STATED EXERCISE A:
In the June 21st diary entry, about how long had it been since the website diaries were last touched?

═══ EXCERPT TO READ ═══

June 21st: I finally finished the contract wrap-up paperwork for the ANC contract today. For the first time in about six weeks, I am caught up on paperwork! I will try to start catching up on my website diaries tonight since I haven't touched them in about five weeks. Although it looks like I write these website updates on a nightly basis, I actually recreate them from my daily handwritten supervisor's log book - this happens pretty often because planting-related obligations definitely take a priority over the website.

═══ RECORDS SHOWN ═══

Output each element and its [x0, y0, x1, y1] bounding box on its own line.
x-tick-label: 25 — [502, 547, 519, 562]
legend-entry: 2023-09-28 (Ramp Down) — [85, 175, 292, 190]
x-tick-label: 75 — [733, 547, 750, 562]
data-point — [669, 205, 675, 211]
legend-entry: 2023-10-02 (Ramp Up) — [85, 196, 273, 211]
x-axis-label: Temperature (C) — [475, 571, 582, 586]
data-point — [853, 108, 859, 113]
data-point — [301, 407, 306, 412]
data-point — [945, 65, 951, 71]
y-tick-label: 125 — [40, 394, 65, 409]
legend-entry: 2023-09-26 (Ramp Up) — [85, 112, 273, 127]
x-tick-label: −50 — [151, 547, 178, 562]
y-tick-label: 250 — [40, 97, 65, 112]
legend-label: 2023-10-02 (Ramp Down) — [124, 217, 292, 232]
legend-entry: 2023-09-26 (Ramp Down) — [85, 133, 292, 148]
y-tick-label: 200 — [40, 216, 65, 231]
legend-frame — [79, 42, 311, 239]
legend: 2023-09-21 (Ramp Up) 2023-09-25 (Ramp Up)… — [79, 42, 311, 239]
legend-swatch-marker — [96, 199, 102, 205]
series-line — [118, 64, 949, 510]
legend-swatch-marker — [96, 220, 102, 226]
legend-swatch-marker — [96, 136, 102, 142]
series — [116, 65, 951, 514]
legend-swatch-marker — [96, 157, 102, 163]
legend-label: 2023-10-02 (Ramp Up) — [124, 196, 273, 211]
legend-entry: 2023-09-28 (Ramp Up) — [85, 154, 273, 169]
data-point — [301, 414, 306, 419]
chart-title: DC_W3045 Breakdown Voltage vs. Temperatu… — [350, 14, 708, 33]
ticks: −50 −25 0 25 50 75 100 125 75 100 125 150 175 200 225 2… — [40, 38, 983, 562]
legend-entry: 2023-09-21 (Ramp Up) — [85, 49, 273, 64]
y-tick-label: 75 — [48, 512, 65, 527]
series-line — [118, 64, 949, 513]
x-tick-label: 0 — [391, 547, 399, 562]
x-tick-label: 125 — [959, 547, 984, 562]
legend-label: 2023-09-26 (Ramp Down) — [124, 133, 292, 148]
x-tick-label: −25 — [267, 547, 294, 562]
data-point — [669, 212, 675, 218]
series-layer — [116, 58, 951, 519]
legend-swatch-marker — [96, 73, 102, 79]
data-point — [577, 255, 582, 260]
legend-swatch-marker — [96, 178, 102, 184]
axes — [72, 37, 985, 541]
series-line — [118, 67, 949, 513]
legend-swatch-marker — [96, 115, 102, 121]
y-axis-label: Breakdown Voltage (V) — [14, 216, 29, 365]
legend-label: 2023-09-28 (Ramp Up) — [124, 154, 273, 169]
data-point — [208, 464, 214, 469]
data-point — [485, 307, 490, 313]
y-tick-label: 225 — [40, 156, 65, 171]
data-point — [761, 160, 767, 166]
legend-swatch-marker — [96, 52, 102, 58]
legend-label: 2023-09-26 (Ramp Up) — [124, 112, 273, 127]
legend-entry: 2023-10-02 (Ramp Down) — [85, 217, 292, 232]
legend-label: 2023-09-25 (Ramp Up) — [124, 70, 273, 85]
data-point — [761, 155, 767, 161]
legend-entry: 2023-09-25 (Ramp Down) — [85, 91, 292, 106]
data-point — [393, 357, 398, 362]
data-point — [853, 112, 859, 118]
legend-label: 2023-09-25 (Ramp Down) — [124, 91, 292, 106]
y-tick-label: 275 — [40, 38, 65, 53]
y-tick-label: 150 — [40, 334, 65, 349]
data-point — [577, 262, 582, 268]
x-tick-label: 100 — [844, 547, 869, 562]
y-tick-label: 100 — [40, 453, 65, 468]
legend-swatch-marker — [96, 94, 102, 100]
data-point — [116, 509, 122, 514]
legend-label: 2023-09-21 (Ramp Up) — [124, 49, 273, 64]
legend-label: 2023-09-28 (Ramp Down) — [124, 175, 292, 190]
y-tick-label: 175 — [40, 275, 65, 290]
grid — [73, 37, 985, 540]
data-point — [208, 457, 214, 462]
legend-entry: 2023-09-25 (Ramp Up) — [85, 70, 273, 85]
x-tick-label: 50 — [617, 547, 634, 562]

═══

STATED EXERCISE B:
Return the entries word for word, from the first entry through the line that contains "legend-swatch-marker — [96, 115, 102, 121]", including both of those lines.

RIGHT ANSWER A:
About five weeks.

RIGHT ANSWER B:
Output each element and its [x0, y0, x1, y1] bounding box on its own line.
x-tick-label: 25 — [502, 547, 519, 562]
legend-entry: 2023-09-28 (Ramp Down) — [85, 175, 292, 190]
x-tick-label: 75 — [733, 547, 750, 562]
data-point — [669, 205, 675, 211]
legend-entry: 2023-10-02 (Ramp Up) — [85, 196, 273, 211]
x-axis-label: Temperature (C) — [475, 571, 582, 586]
data-point — [853, 108, 859, 113]
data-point — [301, 407, 306, 412]
data-point — [945, 65, 951, 71]
y-tick-label: 125 — [40, 394, 65, 409]
legend-entry: 2023-09-26 (Ramp Up) — [85, 112, 273, 127]
x-tick-label: −50 — [151, 547, 178, 562]
y-tick-label: 250 — [40, 97, 65, 112]
legend-label: 2023-10-02 (Ramp Down) — [124, 217, 292, 232]
legend-entry: 2023-09-26 (Ramp Down) — [85, 133, 292, 148]
y-tick-label: 200 — [40, 216, 65, 231]
legend-frame — [79, 42, 311, 239]
legend: 2023-09-21 (Ramp Up) 2023-09-25 (Ramp Up)… — [79, 42, 311, 239]
legend-swatch-marker — [96, 199, 102, 205]
series-line — [118, 64, 949, 510]
legend-swatch-marker — [96, 220, 102, 226]
legend-swatch-marker — [96, 136, 102, 142]
series — [116, 65, 951, 514]
legend-swatch-marker — [96, 157, 102, 163]
legend-label: 2023-10-02 (Ramp Up) — [124, 196, 273, 211]
legend-entry: 2023-09-28 (Ramp Up) — [85, 154, 273, 169]
data-point — [301, 414, 306, 419]
chart-title: DC_W3045 Breakdown Voltage vs. Temperatu… — [350, 14, 708, 33]
ticks: −50 −25 0 25 50 75 100 125 75 100 125 150 175 200 225 2… — [40, 38, 983, 562]
legend-entry: 2023-09-21 (Ramp Up) — [85, 49, 273, 64]
y-tick-label: 75 — [48, 512, 65, 527]
series-line — [118, 64, 949, 513]
x-tick-label: 0 — [391, 547, 399, 562]
x-tick-label: 125 — [959, 547, 984, 562]
legend-label: 2023-09-26 (Ramp Down) — [124, 133, 292, 148]
x-tick-label: −25 — [267, 547, 294, 562]
data-point — [669, 212, 675, 218]
series-layer — [116, 58, 951, 519]
legend-swatch-marker — [96, 73, 102, 79]
data-point — [577, 255, 582, 260]
legend-swatch-marker — [96, 178, 102, 184]
axes — [72, 37, 985, 541]
series-line — [118, 67, 949, 513]
legend-swatch-marker — [96, 115, 102, 121]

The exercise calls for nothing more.